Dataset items
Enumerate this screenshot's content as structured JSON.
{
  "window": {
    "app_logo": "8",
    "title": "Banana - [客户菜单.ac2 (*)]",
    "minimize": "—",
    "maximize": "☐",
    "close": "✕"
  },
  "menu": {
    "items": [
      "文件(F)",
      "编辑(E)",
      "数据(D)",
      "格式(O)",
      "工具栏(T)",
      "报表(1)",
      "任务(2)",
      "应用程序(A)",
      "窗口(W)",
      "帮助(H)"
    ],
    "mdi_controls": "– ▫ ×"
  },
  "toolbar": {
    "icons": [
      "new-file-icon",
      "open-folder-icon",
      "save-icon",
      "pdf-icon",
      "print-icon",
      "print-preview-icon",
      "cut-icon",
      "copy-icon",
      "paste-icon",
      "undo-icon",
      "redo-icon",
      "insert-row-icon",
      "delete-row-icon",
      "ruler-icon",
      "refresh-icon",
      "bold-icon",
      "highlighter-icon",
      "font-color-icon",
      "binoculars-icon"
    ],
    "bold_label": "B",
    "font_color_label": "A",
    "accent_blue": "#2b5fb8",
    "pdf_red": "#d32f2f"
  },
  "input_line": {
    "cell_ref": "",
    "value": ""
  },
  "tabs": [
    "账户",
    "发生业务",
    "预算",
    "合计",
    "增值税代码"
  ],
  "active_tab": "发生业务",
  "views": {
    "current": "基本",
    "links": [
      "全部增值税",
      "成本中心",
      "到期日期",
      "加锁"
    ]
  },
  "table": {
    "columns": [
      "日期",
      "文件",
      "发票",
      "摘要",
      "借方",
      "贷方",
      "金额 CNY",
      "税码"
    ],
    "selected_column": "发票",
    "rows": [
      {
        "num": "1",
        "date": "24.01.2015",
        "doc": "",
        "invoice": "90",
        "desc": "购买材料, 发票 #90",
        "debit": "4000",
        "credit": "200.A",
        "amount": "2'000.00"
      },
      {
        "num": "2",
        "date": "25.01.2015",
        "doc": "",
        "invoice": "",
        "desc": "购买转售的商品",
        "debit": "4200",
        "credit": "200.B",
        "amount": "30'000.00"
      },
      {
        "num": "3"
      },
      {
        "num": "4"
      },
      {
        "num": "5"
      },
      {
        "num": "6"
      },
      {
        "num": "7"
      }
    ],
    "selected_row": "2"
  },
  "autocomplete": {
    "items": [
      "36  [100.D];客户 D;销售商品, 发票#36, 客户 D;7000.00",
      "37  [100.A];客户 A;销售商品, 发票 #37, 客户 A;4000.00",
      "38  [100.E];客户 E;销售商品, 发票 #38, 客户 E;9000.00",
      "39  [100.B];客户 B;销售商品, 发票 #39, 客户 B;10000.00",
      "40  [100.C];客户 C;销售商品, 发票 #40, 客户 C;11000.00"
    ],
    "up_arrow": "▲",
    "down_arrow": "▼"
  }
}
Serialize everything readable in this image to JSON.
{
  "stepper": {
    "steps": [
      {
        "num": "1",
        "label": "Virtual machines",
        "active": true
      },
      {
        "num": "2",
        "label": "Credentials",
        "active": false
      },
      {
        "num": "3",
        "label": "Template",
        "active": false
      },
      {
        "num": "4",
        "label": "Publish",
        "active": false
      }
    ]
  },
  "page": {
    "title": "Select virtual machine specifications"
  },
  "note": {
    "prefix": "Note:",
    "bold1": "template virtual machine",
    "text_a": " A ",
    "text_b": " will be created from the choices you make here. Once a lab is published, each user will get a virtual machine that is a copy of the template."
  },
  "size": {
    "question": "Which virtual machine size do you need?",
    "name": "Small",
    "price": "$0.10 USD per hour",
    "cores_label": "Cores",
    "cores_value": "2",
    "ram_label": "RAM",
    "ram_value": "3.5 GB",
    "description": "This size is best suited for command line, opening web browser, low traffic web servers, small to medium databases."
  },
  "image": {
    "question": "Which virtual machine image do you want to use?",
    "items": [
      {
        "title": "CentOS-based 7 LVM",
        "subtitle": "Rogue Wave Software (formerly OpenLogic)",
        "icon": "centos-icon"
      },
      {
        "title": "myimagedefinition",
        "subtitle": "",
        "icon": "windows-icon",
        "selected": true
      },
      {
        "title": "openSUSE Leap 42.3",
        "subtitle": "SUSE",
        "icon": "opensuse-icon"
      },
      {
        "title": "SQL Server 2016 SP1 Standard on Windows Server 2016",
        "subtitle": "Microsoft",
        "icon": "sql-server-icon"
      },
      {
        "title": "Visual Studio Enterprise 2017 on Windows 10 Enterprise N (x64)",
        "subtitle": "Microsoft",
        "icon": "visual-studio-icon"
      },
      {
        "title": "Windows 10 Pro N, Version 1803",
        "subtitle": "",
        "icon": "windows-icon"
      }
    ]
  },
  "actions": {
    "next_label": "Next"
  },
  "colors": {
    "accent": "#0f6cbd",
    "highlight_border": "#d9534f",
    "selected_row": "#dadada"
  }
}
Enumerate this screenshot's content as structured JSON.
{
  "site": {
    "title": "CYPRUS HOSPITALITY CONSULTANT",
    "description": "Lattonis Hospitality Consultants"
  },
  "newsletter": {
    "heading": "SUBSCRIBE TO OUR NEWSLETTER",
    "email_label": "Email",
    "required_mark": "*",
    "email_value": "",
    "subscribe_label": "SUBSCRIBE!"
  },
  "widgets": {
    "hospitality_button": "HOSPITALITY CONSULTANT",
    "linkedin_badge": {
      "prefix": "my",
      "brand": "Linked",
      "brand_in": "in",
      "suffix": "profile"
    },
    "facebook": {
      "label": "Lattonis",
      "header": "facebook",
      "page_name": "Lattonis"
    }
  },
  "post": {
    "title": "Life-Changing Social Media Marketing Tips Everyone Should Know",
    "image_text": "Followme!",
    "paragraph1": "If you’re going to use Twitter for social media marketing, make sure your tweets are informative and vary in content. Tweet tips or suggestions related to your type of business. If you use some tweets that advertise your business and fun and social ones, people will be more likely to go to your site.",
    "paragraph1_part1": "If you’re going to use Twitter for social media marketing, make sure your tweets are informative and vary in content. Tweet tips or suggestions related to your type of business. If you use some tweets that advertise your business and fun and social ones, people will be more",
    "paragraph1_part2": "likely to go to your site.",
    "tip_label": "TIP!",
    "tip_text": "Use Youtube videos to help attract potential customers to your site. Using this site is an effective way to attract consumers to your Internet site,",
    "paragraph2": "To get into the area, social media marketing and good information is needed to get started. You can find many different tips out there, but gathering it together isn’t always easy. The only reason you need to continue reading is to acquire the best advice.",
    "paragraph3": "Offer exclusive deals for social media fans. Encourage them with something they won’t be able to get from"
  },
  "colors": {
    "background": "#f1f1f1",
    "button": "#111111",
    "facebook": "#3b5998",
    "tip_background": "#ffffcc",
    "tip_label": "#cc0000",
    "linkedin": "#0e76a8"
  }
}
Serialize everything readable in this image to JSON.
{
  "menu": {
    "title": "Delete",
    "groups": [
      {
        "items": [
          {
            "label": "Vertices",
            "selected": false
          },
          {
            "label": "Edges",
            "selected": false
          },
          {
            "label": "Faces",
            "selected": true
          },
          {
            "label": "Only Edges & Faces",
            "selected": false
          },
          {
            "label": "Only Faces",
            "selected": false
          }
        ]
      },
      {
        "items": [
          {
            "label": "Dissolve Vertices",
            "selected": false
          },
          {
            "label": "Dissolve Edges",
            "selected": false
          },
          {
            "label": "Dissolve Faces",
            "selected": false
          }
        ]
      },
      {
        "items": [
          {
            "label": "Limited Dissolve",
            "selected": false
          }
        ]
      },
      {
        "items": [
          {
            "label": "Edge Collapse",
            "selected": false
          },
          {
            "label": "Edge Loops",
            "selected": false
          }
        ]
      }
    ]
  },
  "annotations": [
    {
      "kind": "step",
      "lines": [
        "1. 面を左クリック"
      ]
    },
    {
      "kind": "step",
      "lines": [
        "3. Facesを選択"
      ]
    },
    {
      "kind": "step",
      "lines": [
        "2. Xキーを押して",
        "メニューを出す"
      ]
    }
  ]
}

What this task involves
Pick each line holding the word "going" out of the listing.

Output below
    "paragraph1": "If you’re going to use Twitter for social media marketing, make sure your tweets are informative and vary in content. Tweet tips or suggestions related to your type of business. If you use some tweets that advertise your business and fun and social ones, people will be more likely to go to your site.",
    "paragraph1_part1": "If you’re going to use Twitter for social media marketing, make sure your tweets are informative and vary in content. Tweet tips or suggestions related to your type of business. If you use some tweets that advertise your business and fun and social ones, people will be more",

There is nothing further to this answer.